Start of Entries

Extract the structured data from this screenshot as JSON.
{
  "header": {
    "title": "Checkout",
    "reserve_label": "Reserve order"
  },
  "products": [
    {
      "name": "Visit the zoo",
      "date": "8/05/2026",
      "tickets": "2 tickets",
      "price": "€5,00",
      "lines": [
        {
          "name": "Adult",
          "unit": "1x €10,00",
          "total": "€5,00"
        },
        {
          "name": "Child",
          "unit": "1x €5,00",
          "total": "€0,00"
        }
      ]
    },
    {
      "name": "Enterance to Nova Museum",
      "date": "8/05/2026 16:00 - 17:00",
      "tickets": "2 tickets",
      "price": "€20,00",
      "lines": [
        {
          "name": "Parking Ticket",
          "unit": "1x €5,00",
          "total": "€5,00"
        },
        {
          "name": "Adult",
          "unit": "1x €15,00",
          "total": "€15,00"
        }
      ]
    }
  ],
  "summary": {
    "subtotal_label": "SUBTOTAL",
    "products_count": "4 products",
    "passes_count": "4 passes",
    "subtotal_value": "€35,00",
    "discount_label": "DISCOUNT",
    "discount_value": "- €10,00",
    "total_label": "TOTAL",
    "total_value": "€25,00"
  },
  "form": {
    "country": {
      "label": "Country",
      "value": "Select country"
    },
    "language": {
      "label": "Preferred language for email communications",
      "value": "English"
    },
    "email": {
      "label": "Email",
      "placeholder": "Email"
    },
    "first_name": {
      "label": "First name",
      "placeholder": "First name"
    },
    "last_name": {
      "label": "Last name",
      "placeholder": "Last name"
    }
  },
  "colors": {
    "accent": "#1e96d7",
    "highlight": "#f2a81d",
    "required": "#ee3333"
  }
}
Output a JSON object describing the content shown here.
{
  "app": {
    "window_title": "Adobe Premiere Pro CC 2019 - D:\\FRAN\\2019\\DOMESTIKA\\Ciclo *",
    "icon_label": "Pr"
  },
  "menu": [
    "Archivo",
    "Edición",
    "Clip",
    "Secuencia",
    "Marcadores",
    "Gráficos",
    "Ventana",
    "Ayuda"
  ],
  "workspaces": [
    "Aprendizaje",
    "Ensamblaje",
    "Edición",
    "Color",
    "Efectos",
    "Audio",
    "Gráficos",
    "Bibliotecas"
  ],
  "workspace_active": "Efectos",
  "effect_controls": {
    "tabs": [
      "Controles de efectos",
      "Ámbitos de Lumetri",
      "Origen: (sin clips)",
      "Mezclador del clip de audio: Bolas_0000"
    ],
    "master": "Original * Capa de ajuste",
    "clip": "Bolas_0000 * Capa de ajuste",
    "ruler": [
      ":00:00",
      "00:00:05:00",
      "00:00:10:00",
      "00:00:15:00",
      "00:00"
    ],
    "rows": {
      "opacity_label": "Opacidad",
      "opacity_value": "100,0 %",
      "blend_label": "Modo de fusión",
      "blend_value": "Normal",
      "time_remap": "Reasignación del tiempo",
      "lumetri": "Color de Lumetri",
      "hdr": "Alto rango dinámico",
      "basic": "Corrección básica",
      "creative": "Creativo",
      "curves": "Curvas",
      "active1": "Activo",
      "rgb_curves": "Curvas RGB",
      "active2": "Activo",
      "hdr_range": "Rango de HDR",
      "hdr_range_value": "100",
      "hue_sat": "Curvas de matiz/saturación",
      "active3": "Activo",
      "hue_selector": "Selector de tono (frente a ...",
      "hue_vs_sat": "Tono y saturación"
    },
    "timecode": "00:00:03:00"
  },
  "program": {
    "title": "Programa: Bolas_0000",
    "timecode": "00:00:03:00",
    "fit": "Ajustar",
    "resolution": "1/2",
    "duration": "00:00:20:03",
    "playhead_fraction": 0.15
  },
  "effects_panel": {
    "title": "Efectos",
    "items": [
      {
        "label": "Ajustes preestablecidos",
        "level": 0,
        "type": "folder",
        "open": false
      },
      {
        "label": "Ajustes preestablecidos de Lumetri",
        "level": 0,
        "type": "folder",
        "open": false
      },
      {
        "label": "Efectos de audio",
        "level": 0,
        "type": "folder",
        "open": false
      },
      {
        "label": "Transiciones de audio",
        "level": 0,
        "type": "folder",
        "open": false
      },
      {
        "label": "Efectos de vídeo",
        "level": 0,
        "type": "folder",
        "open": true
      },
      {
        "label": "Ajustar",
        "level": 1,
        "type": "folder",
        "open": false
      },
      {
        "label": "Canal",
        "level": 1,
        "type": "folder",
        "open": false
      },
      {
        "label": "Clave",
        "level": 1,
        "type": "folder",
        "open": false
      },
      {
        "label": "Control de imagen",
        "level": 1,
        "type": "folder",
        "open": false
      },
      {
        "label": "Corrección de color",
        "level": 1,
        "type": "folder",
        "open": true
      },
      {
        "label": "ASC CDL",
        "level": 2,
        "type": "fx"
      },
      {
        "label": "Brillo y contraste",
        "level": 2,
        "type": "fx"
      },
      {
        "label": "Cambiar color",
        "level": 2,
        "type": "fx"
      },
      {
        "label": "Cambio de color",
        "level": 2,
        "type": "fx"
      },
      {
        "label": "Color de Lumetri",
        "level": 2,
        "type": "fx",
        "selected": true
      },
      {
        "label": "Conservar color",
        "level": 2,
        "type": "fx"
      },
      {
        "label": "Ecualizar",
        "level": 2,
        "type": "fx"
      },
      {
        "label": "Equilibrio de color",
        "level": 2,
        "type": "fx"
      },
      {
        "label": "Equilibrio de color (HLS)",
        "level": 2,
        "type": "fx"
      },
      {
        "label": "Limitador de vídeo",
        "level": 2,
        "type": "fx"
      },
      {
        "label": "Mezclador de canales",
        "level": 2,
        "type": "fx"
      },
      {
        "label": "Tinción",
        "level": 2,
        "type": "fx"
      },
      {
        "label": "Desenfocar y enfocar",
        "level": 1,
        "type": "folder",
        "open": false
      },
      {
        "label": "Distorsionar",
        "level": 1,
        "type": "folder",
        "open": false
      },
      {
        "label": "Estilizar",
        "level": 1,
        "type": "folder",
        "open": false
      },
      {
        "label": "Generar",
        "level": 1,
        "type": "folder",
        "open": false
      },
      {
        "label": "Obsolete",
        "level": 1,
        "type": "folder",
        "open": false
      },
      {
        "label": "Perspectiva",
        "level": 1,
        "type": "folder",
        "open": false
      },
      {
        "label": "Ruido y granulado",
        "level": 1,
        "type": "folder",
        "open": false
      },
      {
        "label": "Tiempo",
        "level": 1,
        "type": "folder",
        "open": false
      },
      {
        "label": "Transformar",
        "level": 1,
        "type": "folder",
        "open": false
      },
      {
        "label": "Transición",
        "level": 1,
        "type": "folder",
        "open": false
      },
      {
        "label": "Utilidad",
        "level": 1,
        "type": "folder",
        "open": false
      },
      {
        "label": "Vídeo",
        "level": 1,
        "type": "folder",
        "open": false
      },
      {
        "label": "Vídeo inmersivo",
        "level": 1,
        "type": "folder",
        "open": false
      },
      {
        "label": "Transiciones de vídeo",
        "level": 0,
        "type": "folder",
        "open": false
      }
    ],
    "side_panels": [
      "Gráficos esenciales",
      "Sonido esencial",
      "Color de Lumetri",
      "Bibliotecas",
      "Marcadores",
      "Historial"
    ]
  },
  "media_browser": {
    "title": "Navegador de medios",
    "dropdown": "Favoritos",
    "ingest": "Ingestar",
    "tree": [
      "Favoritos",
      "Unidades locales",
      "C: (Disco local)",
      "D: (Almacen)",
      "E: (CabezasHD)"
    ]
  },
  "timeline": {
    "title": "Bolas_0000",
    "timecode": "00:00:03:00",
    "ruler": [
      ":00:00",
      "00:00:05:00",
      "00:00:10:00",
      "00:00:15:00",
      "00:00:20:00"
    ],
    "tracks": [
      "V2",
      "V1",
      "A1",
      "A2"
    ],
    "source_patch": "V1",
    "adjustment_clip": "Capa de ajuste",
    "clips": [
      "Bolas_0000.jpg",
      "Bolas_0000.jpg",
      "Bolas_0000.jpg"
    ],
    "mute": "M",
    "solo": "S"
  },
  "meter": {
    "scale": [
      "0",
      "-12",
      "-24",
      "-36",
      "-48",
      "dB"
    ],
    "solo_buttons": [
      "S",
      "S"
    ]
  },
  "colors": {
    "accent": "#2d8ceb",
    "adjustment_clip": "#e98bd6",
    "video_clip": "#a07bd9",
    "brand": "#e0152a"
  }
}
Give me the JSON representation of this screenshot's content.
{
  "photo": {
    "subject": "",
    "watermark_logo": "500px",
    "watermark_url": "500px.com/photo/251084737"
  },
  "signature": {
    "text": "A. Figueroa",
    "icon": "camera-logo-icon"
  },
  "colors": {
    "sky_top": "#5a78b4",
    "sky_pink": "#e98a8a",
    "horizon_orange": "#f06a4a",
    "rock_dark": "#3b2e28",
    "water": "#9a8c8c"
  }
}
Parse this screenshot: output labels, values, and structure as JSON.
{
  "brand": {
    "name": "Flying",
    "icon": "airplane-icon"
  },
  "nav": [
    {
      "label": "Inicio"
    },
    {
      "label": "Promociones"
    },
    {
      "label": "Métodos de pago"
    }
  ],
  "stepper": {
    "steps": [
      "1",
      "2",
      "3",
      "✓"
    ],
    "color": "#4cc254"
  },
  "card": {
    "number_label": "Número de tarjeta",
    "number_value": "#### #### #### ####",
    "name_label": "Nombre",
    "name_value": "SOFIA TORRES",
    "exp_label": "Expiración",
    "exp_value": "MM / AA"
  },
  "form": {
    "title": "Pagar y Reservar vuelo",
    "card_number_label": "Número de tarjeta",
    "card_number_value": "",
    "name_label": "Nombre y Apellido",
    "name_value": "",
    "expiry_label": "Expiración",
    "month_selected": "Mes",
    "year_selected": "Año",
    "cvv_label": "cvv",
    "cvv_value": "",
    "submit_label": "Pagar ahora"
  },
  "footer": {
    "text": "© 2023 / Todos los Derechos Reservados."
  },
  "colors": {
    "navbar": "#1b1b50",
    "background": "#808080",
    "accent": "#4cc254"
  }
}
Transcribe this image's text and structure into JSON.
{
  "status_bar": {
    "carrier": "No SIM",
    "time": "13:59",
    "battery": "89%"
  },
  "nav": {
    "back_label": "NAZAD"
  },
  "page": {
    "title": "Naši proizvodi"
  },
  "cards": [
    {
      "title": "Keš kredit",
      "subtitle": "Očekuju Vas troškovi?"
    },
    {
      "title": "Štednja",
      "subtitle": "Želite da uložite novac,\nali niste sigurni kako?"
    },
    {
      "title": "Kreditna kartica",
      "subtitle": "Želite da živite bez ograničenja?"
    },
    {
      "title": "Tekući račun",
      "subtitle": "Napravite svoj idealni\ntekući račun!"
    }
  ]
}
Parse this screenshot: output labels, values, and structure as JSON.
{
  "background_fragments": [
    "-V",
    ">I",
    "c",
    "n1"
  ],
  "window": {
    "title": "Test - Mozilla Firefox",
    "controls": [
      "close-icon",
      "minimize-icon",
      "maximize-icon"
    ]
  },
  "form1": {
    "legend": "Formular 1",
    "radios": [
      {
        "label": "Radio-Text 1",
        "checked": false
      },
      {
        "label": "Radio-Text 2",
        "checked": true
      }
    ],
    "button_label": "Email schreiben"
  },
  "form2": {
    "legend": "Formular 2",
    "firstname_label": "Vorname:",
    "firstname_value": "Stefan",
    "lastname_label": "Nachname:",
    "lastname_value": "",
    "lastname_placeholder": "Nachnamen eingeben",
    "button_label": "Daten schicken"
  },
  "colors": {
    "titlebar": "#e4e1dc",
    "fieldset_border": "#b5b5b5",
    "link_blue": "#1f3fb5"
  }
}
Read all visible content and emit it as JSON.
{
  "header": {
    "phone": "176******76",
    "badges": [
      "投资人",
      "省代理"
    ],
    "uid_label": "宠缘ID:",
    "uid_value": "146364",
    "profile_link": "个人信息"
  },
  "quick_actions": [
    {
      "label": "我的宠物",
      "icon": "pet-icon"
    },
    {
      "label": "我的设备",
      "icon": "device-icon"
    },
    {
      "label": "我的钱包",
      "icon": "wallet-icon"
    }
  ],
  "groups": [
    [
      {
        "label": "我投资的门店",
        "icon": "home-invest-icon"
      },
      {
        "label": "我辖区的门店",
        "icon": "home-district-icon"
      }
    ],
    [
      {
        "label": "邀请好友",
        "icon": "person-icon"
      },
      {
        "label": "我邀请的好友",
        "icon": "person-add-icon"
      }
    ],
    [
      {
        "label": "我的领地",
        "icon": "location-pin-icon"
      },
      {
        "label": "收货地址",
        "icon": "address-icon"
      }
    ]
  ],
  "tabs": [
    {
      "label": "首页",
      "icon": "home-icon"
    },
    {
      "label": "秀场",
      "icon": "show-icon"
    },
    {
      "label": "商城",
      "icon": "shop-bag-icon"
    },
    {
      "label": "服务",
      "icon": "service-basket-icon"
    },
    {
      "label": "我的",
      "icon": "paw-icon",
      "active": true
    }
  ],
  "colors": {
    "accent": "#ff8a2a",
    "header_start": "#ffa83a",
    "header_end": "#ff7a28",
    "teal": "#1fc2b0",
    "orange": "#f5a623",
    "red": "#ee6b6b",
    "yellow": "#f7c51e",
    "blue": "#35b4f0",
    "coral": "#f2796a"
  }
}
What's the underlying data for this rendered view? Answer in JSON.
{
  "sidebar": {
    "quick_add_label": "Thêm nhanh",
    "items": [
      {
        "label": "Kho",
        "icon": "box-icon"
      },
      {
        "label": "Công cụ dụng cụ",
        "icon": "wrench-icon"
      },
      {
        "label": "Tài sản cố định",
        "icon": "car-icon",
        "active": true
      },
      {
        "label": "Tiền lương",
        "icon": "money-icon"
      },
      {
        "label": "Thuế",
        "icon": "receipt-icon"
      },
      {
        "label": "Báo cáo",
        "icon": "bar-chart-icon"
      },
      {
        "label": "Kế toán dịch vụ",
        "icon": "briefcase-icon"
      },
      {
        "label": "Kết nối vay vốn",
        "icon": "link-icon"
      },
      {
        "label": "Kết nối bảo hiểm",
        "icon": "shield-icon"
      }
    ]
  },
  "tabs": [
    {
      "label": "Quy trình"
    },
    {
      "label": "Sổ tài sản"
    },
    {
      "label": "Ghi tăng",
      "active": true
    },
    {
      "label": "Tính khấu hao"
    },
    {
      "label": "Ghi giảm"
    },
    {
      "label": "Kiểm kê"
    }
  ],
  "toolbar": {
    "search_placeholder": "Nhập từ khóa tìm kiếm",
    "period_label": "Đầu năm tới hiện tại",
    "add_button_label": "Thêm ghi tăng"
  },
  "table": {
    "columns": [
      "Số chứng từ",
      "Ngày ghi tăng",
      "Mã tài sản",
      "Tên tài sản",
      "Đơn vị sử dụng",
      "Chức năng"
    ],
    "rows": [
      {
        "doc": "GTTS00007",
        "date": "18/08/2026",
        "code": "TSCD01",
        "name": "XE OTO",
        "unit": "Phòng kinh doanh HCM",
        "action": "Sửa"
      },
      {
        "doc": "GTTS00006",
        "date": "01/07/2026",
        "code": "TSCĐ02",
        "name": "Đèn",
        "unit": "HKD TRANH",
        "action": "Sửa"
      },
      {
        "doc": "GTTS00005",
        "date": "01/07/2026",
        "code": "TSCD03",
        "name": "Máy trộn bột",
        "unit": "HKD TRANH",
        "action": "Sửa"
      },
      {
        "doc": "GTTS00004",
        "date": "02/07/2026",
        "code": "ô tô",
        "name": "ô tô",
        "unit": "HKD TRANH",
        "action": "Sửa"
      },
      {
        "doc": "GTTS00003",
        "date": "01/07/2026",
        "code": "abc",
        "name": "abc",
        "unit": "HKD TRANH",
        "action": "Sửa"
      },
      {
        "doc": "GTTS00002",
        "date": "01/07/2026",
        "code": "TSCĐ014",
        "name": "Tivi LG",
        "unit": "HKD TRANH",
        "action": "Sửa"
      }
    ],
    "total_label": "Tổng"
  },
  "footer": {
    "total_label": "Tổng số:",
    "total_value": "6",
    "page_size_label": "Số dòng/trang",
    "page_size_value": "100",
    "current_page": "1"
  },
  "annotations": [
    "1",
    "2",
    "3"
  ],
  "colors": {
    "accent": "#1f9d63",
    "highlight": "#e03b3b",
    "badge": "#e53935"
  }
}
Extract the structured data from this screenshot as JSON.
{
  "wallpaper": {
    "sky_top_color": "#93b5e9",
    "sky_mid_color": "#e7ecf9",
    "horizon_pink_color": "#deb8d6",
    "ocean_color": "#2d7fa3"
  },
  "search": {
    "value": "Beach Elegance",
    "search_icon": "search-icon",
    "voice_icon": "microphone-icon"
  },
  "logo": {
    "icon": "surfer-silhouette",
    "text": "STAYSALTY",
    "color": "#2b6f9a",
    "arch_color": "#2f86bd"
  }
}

End of Entries

Locate the lines above that hold the word "accent". Show every one of them.

    "accent": "#1e96d7",
    "accent": "#2d8ceb",
    "accent": "#4cc254"
    "accent": "#ff8a2a",
    "accent": "#1f9d63",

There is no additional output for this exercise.